§ Work required
Pull out every line containing the string "Header".

§ Records supplied
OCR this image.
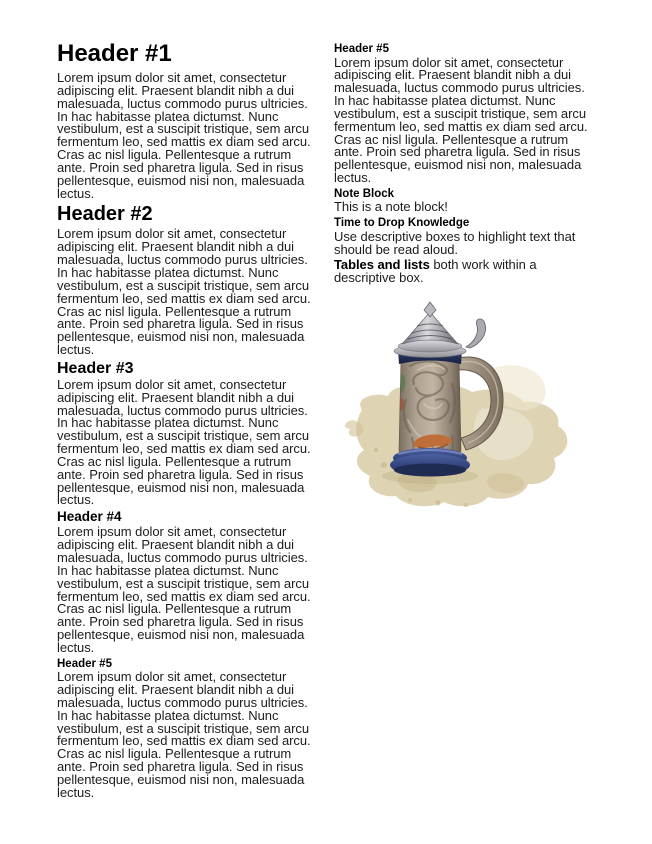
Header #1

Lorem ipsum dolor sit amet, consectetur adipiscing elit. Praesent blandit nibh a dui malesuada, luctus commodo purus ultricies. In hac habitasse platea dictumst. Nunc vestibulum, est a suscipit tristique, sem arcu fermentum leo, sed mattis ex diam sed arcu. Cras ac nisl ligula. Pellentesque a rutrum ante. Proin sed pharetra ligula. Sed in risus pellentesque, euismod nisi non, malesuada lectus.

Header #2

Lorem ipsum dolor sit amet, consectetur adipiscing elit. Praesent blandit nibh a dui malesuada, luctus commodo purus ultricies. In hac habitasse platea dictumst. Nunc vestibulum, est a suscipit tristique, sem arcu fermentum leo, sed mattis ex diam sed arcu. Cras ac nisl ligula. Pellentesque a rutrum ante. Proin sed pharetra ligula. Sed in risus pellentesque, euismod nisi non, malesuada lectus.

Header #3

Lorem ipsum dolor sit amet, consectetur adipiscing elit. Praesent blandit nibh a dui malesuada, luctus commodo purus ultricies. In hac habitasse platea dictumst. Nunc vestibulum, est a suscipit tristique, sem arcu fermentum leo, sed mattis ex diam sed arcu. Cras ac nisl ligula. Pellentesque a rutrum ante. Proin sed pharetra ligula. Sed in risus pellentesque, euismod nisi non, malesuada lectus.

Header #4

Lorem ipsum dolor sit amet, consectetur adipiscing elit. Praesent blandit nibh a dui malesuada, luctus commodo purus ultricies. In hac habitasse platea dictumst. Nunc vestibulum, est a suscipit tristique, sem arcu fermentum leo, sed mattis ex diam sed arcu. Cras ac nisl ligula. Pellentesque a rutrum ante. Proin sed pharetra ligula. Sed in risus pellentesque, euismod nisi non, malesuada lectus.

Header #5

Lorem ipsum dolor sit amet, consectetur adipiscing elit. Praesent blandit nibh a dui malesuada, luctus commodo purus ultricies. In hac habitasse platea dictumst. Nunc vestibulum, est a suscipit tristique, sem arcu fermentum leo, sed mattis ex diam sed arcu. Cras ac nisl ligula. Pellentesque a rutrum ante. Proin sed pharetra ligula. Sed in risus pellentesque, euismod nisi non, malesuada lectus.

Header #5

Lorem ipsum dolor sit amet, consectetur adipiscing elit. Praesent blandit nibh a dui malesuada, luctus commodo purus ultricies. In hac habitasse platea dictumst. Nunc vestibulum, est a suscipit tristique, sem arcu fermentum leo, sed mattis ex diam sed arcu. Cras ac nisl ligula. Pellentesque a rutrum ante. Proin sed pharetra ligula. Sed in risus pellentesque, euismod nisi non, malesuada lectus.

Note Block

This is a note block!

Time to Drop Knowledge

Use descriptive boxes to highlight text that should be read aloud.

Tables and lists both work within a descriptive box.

§ Correct result
Header #1
Header #2
Header #3
Header #4
Header #5
Header #5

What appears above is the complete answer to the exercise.